■ **WHAT IS BEING ASKED**
Extract the records in full, leaving every picture out.

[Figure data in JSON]
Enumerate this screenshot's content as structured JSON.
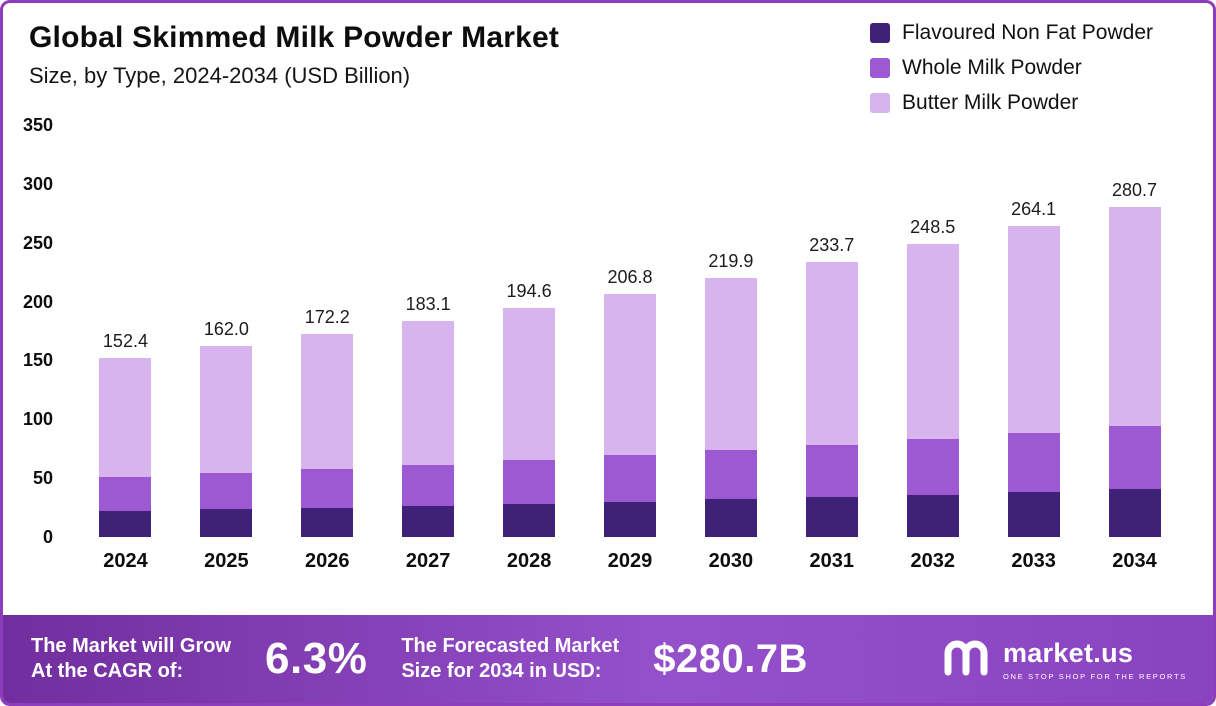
{
  "header": {
    "title": "Global Skimmed Milk Powder Market",
    "subtitle": "Size, by Type, 2024-2034 (USD Billion)"
  },
  "chart_data": {
    "type": "bar",
    "stacked": true,
    "title": "Global Skimmed Milk Powder Market Size, by Type, 2024-2034 (USD Billion)",
    "xlabel": "",
    "ylabel": "USD Billion",
    "ylim": [
      0,
      350
    ],
    "yticks": [
      0,
      50,
      100,
      150,
      200,
      250,
      300,
      350
    ],
    "grid": false,
    "legend_position": "top-right",
    "categories": [
      "2024",
      "2025",
      "2026",
      "2027",
      "2028",
      "2029",
      "2030",
      "2031",
      "2032",
      "2033",
      "2034"
    ],
    "series": [
      {
        "name": "Flavoured Non Fat Powder",
        "color": "#3f2277",
        "values": [
          22.1,
          23.5,
          25.0,
          26.5,
          28.2,
          30.0,
          31.9,
          33.9,
          36.0,
          38.3,
          40.7
        ]
      },
      {
        "name": "Whole Milk Powder",
        "color": "#9c59d1",
        "values": [
          29.0,
          30.8,
          32.7,
          34.8,
          37.0,
          39.3,
          41.8,
          44.4,
          47.2,
          50.2,
          53.3
        ]
      },
      {
        "name": "Butter Milk Powder",
        "color": "#d8b4ee",
        "values": [
          101.3,
          107.7,
          114.5,
          121.8,
          129.4,
          137.5,
          146.2,
          155.4,
          165.3,
          175.6,
          186.7
        ]
      }
    ],
    "totals": [
      152.4,
      162.0,
      172.2,
      183.1,
      194.6,
      206.8,
      219.9,
      233.7,
      248.5,
      264.1,
      280.7
    ]
  },
  "footer": {
    "growth": {
      "line1": "The Market will Grow",
      "line2": "At the CAGR of:",
      "value": "6.3%"
    },
    "forecast": {
      "line1": "The Forecasted Market",
      "line2": "Size for 2034 in USD:",
      "value": "$280.7B"
    },
    "brand": {
      "name": "market.us",
      "tagline": "ONE STOP SHOP FOR THE REPORTS"
    }
  },
  "colors": {
    "frame_border": "#8b3dbb",
    "banner_gradient_start": "#722e9e",
    "banner_gradient_end": "#8a43c0"
  }
}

■ **WRITTEN REPLY**
Enumerate this screenshot's content as structured JSON.
{
  "header": {
    "title": "Global Skimmed Milk Powder Market",
    "subtitle": "Size, by Type, 2024-2034 (USD Billion)"
  },
  "chart_data": {
    "type": "bar",
    "stacked": true,
    "title": "Global Skimmed Milk Powder Market Size, by Type, 2024-2034 (USD Billion)",
    "xlabel": "",
    "ylabel": "USD Billion",
    "ylim": [
      0,
      350
    ],
    "yticks": [
      0,
      50,
      100,
      150,
      200,
      250,
      300,
      350
    ],
    "grid": false,
    "legend_position": "top-right",
    "categories": [
      "2024",
      "2025",
      "2026",
      "2027",
      "2028",
      "2029",
      "2030",
      "2031",
      "2032",
      "2033",
      "2034"
    ],
    "series": [
      {
        "name": "Flavoured Non Fat Powder",
        "color": "#3f2277",
        "values": [
          22.1,
          23.5,
          25.0,
          26.5,
          28.2,
          30.0,
          31.9,
          33.9,
          36.0,
          38.3,
          40.7
        ]
      },
      {
        "name": "Whole Milk Powder",
        "color": "#9c59d1",
        "values": [
          29.0,
          30.8,
          32.7,
          34.8,
          37.0,
          39.3,
          41.8,
          44.4,
          47.2,
          50.2,
          53.3
        ]
      },
      {
        "name": "Butter Milk Powder",
        "color": "#d8b4ee",
        "values": [
          101.3,
          107.7,
          114.5,
          121.8,
          129.4,
          137.5,
          146.2,
          155.4,
          165.3,
          175.6,
          186.7
        ]
      }
    ],
    "totals": [
      152.4,
      162.0,
      172.2,
      183.1,
      194.6,
      206.8,
      219.9,
      233.7,
      248.5,
      264.1,
      280.7
    ]
  },
  "footer": {
    "growth": {
      "line1": "The Market will Grow",
      "line2": "At the CAGR of:",
      "value": "6.3%"
    },
    "forecast": {
      "line1": "The Forecasted Market",
      "line2": "Size for 2034 in USD:",
      "value": "$280.7B"
    },
    "brand": {
      "name": "market.us",
      "tagline": "ONE STOP SHOP FOR THE REPORTS"
    }
  },
  "colors": {
    "frame_border": "#8b3dbb",
    "banner_gradient_start": "#722e9e",
    "banner_gradient_end": "#8a43c0"
  }
}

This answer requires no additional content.